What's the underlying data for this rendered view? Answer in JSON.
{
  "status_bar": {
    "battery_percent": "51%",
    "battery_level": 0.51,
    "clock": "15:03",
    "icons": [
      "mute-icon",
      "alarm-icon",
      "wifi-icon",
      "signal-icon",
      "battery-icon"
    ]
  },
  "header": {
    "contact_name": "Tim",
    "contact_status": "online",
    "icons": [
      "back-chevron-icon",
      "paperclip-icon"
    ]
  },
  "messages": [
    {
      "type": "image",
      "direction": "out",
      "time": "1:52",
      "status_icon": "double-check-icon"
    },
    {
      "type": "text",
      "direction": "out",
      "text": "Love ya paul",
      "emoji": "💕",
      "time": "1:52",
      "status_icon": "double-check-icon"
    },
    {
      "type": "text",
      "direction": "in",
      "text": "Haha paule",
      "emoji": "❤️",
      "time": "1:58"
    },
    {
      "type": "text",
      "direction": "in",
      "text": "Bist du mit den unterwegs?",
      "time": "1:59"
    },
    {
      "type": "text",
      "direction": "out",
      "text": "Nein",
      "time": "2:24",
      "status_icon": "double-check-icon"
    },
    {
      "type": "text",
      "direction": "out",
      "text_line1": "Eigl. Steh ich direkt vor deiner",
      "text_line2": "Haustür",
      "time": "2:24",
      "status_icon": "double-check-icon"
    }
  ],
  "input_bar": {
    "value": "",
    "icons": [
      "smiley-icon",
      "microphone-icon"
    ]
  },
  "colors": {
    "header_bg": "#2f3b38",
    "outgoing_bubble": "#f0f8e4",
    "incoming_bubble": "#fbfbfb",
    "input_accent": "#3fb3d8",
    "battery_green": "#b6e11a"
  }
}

= = = = =

*Goal of the exercise:*
Copy every record exactly, with nothing added or dropped.

*Finished answer:*
What's the underlying data for this rendered view? Answer in JSON.
{
  "status_bar": {
    "battery_percent": "51%",
    "battery_level": 0.51,
    "clock": "15:03",
    "icons": [
      "mute-icon",
      "alarm-icon",
      "wifi-icon",
      "signal-icon",
      "battery-icon"
    ]
  },
  "header": {
    "contact_name": "Tim",
    "contact_status": "online",
    "icons": [
      "back-chevron-icon",
      "paperclip-icon"
    ]
  },
  "messages": [
    {
      "type": "image",
      "direction": "out",
      "time": "1:52",
      "status_icon": "double-check-icon"
    },
    {
      "type": "text",
      "direction": "out",
      "text": "Love ya paul",
      "emoji": "💕",
      "time": "1:52",
      "status_icon": "double-check-icon"
    },
    {
      "type": "text",
      "direction": "in",
      "text": "Haha paule",
      "emoji": "❤️",
      "time": "1:58"
    },
    {
      "type": "text",
      "direction": "in",
      "text": "Bist du mit den unterwegs?",
      "time": "1:59"
    },
    {
      "type": "text",
      "direction": "out",
      "text": "Nein",
      "time": "2:24",
      "status_icon": "double-check-icon"
    },
    {
      "type": "text",
      "direction": "out",
      "text_line1": "Eigl. Steh ich direkt vor deiner",
      "text_line2": "Haustür",
      "time": "2:24",
      "status_icon": "double-check-icon"
    }
  ],
  "input_bar": {
    "value": "",
    "icons": [
      "smiley-icon",
      "microphone-icon"
    ]
  },
  "colors": {
    "header_bg": "#2f3b38",
    "outgoing_bubble": "#f0f8e4",
    "incoming_bubble": "#fbfbfb",
    "input_accent": "#3fb3d8",
    "battery_green": "#b6e11a"
  }
}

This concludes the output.